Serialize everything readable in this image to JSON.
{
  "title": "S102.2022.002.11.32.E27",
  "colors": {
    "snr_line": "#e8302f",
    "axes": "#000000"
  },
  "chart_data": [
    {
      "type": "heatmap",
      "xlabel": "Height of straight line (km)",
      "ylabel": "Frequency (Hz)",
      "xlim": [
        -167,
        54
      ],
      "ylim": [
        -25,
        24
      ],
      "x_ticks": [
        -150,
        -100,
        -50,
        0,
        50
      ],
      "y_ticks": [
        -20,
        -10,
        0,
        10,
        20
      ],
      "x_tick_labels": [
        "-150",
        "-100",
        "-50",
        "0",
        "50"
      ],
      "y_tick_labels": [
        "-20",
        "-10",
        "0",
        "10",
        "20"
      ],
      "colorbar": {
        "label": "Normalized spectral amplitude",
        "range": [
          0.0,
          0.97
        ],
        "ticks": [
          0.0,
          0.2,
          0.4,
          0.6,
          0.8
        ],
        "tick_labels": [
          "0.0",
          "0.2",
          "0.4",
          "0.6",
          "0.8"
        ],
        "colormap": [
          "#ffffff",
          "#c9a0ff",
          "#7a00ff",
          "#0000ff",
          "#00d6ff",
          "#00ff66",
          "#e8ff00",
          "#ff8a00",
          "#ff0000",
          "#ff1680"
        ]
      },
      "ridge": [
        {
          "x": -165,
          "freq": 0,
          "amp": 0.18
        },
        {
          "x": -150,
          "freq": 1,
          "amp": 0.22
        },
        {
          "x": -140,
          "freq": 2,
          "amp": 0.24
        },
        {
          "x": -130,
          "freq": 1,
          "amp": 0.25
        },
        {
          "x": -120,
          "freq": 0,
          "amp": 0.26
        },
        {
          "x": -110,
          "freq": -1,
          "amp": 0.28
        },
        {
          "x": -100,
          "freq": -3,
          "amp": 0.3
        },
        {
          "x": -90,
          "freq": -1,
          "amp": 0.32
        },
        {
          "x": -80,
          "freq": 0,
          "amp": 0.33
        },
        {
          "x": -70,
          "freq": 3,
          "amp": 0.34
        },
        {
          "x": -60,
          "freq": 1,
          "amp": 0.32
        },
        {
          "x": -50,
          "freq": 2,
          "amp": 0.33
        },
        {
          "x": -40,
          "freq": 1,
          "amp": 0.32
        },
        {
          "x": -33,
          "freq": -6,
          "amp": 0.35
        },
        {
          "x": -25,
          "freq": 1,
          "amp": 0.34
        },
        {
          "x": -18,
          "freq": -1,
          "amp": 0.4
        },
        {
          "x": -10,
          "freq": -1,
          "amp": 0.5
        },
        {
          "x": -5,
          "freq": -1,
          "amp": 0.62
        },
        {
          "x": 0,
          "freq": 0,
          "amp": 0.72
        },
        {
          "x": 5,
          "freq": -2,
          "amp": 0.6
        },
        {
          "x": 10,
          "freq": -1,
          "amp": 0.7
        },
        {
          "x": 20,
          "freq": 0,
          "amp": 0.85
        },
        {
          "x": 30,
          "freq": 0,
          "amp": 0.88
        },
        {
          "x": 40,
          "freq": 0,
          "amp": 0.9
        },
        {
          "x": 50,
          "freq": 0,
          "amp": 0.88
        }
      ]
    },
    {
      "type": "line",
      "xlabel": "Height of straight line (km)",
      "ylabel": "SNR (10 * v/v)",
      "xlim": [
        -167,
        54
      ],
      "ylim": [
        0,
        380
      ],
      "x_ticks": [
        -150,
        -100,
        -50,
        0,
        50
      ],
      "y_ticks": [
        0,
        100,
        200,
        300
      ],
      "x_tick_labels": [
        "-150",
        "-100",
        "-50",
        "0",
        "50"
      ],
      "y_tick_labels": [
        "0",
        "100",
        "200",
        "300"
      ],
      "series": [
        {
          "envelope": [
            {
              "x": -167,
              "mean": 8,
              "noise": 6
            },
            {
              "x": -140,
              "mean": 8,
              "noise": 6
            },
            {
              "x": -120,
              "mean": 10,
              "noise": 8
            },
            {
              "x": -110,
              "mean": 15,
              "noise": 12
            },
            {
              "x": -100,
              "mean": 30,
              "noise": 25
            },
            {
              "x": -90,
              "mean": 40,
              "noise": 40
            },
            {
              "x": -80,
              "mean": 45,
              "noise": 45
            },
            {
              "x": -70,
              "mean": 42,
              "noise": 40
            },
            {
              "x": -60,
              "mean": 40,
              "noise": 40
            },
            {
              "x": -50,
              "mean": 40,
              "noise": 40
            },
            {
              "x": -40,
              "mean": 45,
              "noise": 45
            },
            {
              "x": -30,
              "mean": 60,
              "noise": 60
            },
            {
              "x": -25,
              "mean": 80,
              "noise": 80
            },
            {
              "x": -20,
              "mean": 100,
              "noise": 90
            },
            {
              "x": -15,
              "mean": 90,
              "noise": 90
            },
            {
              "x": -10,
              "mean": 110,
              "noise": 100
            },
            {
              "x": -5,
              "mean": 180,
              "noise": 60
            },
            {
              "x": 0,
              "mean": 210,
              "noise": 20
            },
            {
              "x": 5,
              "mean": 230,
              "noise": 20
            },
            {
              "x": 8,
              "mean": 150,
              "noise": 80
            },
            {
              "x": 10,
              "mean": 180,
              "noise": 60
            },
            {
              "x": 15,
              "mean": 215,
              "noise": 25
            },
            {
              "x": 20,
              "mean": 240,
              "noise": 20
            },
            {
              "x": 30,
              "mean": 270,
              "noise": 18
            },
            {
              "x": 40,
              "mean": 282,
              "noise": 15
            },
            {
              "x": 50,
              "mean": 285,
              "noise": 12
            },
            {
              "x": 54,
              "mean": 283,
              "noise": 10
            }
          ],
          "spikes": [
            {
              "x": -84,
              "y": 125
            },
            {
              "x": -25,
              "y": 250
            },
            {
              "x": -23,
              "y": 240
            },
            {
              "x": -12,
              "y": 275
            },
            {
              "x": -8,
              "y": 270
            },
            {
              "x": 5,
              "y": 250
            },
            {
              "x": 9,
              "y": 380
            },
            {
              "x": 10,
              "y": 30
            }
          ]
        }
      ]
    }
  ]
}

****************

GIVEN EXERCISE: Pull every line containing the word "ylabel" out of the entries above.

CORRECT ANSWER:
      "ylabel": "Frequency (Hz)",
      "ylabel": "SNR (10 * v/v)",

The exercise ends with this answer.